Collected data entries:
>> start

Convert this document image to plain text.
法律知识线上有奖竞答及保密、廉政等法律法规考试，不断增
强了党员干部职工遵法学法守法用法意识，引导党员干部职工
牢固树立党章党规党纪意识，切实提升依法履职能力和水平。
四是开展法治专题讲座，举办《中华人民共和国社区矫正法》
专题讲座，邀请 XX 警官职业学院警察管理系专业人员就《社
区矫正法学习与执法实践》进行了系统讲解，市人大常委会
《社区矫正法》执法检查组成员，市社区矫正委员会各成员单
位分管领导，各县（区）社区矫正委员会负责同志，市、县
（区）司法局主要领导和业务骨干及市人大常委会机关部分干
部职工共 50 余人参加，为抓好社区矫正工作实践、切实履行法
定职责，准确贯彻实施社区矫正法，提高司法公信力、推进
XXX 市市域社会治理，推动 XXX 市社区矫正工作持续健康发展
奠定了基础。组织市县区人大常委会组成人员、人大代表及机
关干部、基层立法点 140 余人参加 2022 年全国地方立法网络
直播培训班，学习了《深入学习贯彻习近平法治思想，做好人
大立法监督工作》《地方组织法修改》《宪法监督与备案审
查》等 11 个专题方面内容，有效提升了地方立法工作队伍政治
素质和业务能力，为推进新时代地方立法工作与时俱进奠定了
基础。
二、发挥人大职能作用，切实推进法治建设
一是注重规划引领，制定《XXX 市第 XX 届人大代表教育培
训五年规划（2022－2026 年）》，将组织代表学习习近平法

>> end

# What you have to do
Find the word "余人参加" in the data and copy out each line where it turns up.

# Result of this task
部职工共 50 余人参加，为抓好社区矫正工作实践、切实履行法
关干部、基层立法点 140 余人参加 2022 年全国地方立法网络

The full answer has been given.